### Data shown

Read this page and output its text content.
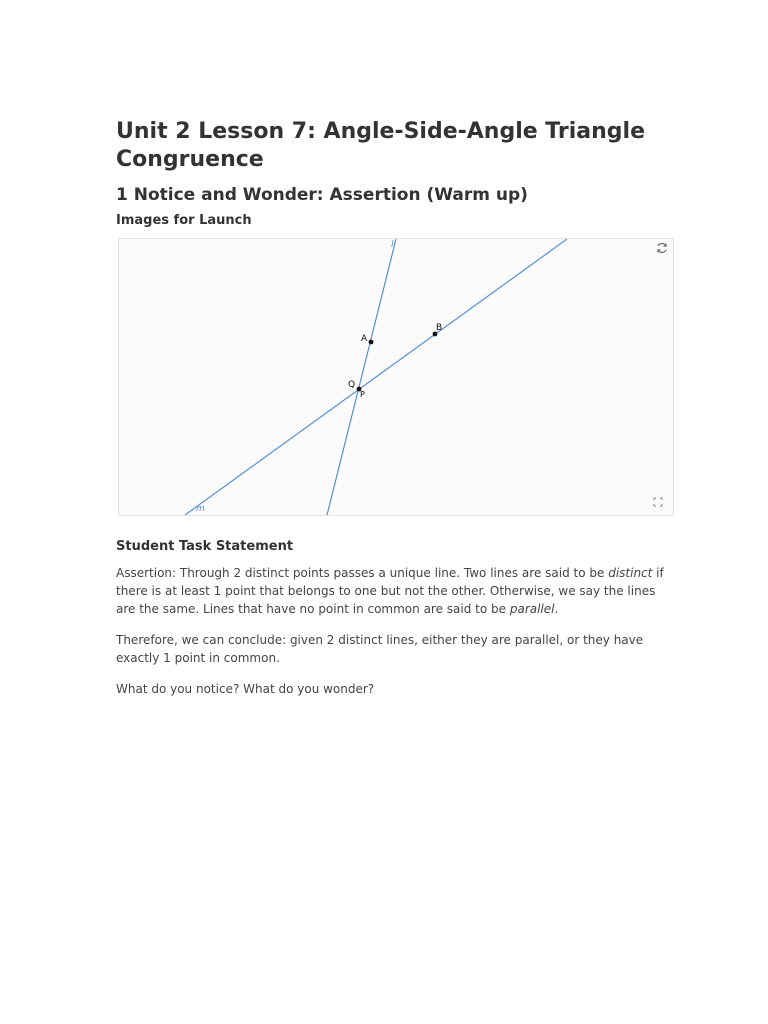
Unit 2 Lesson 7: Angle-Side-Angle Triangle Congruence
1 Notice and Wonder: Assertion (Warm up)
Images for Launch
l
m
A
B
Q
P
Student Task Statement

Assertion: Through 2 distinct points passes a unique line. Two lines are said to be distinct if there is at least 1 point that belongs to one but not the other. Otherwise, we say the lines are the same. Lines that have no point in common are said to be parallel.

Therefore, we can conclude: given 2 distinct lines, either they are parallel, or they have exactly 1 point in common.

What do you notice? What do you wonder?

### Task goal
Count up every line above that has the word "common" in it; answer with the number alone.

### Final result
2